# 练习任务 A
将下方条目从第一行起，一直到含有"series-legend: Spanish Immigrants"的那一行为止（首尾两行都算在内），逐字照抄写下。

# 阅读文段
__________

GoogLeNet训练MNIST数据集:

py 复制代码

# copy all the codes from here to run

import torch
import torch.nn.functional as F
from uploadToPypi_ai.byzh.ai.Bdata import b_stratified_indices

from byzh.ai.Btrainer import B_Classification_Trainer
from byzh.ai.Bdata import B_Download_MNIST, b_get_dataloader_from_tensor
# from uploadToPypi_ai.byzh.ai.Bmodel.study_cnn import B_GoogLeNet_Paper
from byzh.ai.Bmodel.study_cnn import B_GoogLeNet_Paper
from byzh.ai.Butils import b_get_device

##### hyper params #####
epochs = 10
lr = 1e-3
batch_size = 32
device = b_get_device(use_idle_gpu=True)

##### data #####
downloader = B_Download_MNIST(save_dir='D:/study_cnn/datasets/MNIST')
data_dict = downloader.get_data()

__________

# 所给信息
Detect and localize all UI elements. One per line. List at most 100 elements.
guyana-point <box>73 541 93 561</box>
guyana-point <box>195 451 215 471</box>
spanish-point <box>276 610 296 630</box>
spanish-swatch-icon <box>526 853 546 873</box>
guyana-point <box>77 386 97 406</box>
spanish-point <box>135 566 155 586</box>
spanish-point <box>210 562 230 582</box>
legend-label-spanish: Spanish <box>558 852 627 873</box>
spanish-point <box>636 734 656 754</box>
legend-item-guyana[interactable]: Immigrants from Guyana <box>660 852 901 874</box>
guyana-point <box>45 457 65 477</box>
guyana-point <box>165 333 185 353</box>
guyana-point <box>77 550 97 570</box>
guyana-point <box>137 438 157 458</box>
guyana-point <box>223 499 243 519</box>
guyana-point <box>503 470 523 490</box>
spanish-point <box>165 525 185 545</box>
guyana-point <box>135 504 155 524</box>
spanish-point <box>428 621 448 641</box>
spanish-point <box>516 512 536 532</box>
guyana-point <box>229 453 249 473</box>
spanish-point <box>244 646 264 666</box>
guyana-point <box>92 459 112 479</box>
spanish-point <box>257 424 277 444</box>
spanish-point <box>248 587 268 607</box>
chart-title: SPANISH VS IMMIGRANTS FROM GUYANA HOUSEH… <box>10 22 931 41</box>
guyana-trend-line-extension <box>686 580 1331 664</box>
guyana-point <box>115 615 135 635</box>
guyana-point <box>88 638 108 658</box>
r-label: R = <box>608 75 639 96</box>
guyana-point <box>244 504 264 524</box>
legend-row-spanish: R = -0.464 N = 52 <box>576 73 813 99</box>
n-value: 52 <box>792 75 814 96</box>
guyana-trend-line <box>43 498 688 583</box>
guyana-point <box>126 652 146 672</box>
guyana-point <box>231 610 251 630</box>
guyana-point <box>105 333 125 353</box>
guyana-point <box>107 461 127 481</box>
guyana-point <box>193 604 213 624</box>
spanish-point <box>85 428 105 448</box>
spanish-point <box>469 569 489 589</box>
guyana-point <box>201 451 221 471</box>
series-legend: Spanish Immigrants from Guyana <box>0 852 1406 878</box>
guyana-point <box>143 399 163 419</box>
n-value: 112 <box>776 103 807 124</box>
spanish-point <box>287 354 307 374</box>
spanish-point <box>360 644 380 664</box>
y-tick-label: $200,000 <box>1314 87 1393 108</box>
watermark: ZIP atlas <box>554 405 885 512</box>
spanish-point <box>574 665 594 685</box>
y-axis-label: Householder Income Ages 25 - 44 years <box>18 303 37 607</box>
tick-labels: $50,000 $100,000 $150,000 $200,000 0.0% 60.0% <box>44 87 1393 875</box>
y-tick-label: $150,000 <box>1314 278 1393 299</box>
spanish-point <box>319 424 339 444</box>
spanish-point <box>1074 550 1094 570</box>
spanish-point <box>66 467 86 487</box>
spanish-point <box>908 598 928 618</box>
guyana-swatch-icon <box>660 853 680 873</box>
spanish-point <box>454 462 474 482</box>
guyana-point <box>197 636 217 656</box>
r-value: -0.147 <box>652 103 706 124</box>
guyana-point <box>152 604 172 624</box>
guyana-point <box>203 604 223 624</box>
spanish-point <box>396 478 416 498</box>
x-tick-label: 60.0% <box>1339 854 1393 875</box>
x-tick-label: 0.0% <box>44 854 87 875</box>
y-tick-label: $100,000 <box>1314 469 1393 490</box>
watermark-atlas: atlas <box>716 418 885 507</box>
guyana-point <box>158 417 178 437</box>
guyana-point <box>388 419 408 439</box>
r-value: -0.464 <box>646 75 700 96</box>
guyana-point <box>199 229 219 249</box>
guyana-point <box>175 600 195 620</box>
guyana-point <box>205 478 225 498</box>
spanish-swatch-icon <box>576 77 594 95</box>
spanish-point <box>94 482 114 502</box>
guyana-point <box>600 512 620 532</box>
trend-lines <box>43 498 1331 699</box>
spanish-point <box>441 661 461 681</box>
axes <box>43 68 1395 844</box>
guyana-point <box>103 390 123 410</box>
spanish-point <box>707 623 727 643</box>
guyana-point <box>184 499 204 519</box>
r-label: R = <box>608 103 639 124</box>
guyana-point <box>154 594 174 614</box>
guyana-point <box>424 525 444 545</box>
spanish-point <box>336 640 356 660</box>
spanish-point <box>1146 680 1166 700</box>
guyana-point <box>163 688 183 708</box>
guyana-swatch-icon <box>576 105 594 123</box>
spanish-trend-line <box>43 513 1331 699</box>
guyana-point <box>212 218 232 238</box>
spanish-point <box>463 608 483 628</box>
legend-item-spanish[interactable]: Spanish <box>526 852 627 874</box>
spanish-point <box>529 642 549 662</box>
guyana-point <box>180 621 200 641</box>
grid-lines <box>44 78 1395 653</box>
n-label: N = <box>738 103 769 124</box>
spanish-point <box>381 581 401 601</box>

__________

# 练习任务 B
把上方关于GoogLeNet训练MNIST的阅读文段从头到尾一字不差地提取出来。

# 参考答案 A
Detect and localize all UI elements. One per line. List at most 100 elements.
guyana-point <box>73 541 93 561</box>
guyana-point <box>195 451 215 471</box>
spanish-point <box>276 610 296 630</box>
spanish-swatch-icon <box>526 853 546 873</box>
guyana-point <box>77 386 97 406</box>
spanish-point <box>135 566 155 586</box>
spanish-point <box>210 562 230 582</box>
legend-label-spanish: Spanish <box>558 852 627 873</box>
spanish-point <box>636 734 656 754</box>
legend-item-guyana[interactable]: Immigrants from Guyana <box>660 852 901 874</box>
guyana-point <box>45 457 65 477</box>
guyana-point <box>165 333 185 353</box>
guyana-point <box>77 550 97 570</box>
guyana-point <box>137 438 157 458</box>
guyana-point <box>223 499 243 519</box>
guyana-point <box>503 470 523 490</box>
spanish-point <box>165 525 185 545</box>
guyana-point <box>135 504 155 524</box>
spanish-point <box>428 621 448 641</box>
spanish-point <box>516 512 536 532</box>
guyana-point <box>229 453 249 473</box>
spanish-point <box>244 646 264 666</box>
guyana-point <box>92 459 112 479</box>
spanish-point <box>257 424 277 444</box>
spanish-point <box>248 587 268 607</box>
chart-title: SPANISH VS IMMIGRANTS FROM GUYANA HOUSEH… <box>10 22 931 41</box>
guyana-trend-line-extension <box>686 580 1331 664</box>
guyana-point <box>115 615 135 635</box>
guyana-point <box>88 638 108 658</box>
r-label: R = <box>608 75 639 96</box>
guyana-point <box>244 504 264 524</box>
legend-row-spanish: R = -0.464 N = 52 <box>576 73 813 99</box>
n-value: 52 <box>792 75 814 96</box>
guyana-trend-line <box>43 498 688 583</box>
guyana-point <box>126 652 146 672</box>
guyana-point <box>231 610 251 630</box>
guyana-point <box>105 333 125 353</box>
guyana-point <box>107 461 127 481</box>
guyana-point <box>193 604 213 624</box>
spanish-point <box>85 428 105 448</box>
spanish-point <box>469 569 489 589</box>
guyana-point <box>201 451 221 471</box>
series-legend: Spanish Immigrants from Guyana <box>0 852 1406 878</box>

# 参考答案 B
GoogLeNet训练MNIST数据集:

py 复制代码

# copy all the codes from here to run

import torch
import torch.nn.functional as F
from uploadToPypi_ai.byzh.ai.Bdata import b_stratified_indices

from byzh.ai.Btrainer import B_Classification_Trainer
from byzh.ai.Bdata import B_Download_MNIST, b_get_dataloader_from_tensor
# from uploadToPypi_ai.byzh.ai.Bmodel.study_cnn import B_GoogLeNet_Paper
from byzh.ai.Bmodel.study_cnn import B_GoogLeNet_Paper
from byzh.ai.Butils import b_get_device

##### hyper params #####
epochs = 10
lr = 1e-3
batch_size = 32
device = b_get_device(use_idle_gpu=True)

##### data #####
downloader = B_Download_MNIST(save_dir='D:/study_cnn/datasets/MNIST')
data_dict = downloader.get_data()